*Problem to work on:* From the entries that follow, extract each line holding the string "JSON".

(Dataset items)
--
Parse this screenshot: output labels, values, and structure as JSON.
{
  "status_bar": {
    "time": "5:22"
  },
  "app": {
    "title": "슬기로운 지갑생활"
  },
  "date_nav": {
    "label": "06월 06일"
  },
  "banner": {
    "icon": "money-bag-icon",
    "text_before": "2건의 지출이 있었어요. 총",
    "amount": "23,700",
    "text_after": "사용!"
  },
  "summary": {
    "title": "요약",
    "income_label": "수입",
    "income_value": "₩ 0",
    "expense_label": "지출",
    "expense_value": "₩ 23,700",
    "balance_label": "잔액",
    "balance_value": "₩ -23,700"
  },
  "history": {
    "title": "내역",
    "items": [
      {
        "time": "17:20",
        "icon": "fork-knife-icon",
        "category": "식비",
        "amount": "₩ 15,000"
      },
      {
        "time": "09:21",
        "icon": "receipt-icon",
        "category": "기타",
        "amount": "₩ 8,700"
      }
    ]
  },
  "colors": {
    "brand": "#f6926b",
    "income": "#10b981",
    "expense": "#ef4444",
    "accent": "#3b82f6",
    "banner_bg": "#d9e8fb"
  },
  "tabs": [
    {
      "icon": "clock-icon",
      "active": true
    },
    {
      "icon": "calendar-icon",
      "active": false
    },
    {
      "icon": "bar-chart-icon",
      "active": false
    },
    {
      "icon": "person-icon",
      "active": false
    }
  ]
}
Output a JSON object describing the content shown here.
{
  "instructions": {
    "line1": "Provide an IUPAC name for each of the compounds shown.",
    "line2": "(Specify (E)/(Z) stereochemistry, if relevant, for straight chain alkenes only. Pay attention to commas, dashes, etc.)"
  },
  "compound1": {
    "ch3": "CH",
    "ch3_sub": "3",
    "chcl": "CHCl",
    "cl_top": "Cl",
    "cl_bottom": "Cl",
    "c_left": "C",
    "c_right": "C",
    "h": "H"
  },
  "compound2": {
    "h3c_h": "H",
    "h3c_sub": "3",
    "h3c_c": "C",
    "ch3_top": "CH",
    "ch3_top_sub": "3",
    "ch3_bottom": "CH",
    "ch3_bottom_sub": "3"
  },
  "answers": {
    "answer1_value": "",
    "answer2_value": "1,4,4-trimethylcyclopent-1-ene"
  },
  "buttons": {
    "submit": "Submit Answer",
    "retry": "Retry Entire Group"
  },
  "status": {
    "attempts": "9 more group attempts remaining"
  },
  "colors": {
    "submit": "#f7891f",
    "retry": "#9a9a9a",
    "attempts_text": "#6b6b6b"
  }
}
--
*Written response:*
Parse this screenshot: output labels, values, and structure as JSON.
Output a JSON object describing the content shown here.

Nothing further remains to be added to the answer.